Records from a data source
○ ○ ○
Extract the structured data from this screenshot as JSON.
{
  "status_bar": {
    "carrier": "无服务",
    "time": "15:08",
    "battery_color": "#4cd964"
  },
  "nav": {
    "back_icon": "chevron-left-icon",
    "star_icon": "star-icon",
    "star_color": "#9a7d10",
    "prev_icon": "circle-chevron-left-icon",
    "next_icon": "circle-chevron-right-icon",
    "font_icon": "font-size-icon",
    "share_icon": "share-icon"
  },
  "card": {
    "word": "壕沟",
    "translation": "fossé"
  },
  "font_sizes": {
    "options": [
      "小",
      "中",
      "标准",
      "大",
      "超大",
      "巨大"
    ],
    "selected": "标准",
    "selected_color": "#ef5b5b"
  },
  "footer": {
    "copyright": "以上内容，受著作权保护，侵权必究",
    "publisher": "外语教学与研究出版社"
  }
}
○ ○ ○
Exercise prompt
Pull out the lines above in which the word "left" appears.

Exercise solution
    "back_icon": "chevron-left-icon",
    "prev_icon": "circle-chevron-left-icon",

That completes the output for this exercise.